:: RECORDS SUPPLIED ::

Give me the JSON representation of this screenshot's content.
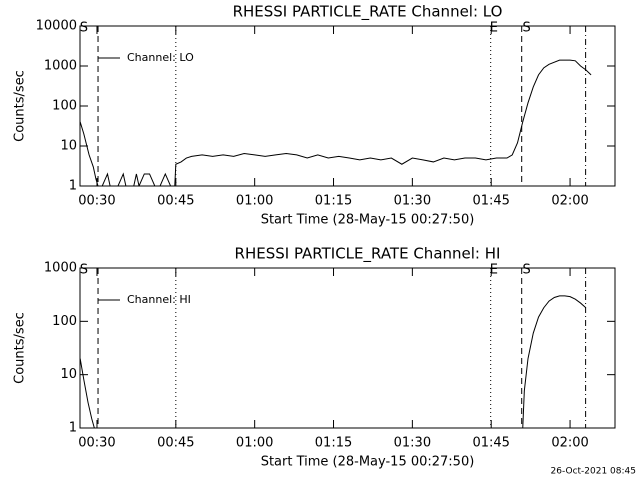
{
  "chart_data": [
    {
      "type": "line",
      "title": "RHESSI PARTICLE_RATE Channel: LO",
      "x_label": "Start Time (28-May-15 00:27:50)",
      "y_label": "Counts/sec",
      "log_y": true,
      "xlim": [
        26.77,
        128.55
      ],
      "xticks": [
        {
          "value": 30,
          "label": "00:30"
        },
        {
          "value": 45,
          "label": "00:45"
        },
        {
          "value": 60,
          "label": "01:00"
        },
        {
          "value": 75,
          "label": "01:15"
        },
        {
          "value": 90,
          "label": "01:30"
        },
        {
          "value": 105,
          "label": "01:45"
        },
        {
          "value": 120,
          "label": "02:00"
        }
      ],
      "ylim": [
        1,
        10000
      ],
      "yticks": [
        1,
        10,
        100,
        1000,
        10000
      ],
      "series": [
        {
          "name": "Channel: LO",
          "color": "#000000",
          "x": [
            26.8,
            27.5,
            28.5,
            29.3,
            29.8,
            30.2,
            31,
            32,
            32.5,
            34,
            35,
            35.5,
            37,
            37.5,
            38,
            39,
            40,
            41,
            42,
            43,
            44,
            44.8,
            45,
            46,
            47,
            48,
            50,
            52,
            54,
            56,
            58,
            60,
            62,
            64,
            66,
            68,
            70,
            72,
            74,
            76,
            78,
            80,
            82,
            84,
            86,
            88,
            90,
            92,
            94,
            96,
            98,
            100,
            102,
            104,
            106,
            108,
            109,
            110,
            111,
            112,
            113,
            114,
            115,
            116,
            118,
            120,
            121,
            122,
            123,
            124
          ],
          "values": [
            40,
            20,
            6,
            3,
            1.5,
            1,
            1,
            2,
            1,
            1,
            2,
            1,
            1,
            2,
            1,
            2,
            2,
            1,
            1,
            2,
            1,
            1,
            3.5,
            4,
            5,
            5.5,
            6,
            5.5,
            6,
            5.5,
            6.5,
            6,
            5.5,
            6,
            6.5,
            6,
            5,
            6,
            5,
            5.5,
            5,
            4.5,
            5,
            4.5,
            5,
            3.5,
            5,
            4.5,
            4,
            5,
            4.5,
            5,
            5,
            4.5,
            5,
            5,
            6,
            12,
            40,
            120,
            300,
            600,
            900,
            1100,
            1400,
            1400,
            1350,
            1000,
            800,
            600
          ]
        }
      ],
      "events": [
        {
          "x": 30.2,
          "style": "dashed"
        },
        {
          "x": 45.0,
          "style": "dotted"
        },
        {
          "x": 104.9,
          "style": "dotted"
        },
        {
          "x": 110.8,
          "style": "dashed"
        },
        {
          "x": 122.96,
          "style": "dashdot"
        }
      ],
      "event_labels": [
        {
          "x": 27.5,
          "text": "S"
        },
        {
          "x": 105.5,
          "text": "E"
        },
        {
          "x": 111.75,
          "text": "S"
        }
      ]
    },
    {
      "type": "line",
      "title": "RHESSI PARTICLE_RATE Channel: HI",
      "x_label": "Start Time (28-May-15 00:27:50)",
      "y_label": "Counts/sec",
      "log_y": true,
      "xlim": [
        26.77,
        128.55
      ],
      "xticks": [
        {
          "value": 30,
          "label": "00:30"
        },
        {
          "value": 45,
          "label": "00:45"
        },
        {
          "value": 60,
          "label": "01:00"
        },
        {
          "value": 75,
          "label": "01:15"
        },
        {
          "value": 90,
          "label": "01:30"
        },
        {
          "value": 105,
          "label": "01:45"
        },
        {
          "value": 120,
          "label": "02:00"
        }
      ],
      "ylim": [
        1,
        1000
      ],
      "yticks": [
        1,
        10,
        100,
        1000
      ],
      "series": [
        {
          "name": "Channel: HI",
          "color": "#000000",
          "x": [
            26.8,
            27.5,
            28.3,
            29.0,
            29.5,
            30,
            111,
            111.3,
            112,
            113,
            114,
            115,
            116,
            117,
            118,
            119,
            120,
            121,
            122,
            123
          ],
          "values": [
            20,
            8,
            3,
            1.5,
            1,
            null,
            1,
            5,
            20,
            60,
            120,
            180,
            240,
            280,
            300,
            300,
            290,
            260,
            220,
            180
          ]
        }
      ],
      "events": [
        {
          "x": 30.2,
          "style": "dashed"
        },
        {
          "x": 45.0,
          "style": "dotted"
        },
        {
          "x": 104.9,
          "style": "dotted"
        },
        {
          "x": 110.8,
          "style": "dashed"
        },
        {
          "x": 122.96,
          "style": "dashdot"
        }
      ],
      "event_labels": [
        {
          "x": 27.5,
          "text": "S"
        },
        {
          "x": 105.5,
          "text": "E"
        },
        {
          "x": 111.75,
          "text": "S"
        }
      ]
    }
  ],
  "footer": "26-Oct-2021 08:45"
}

:::

**YOUR GOAL**
Find every line in the records above that holds the word "RHESSI", and copy each one.

**TASK OUTPUT**
      "title": "RHESSI PARTICLE_RATE Channel: LO",
      "title": "RHESSI PARTICLE_RATE Channel: HI",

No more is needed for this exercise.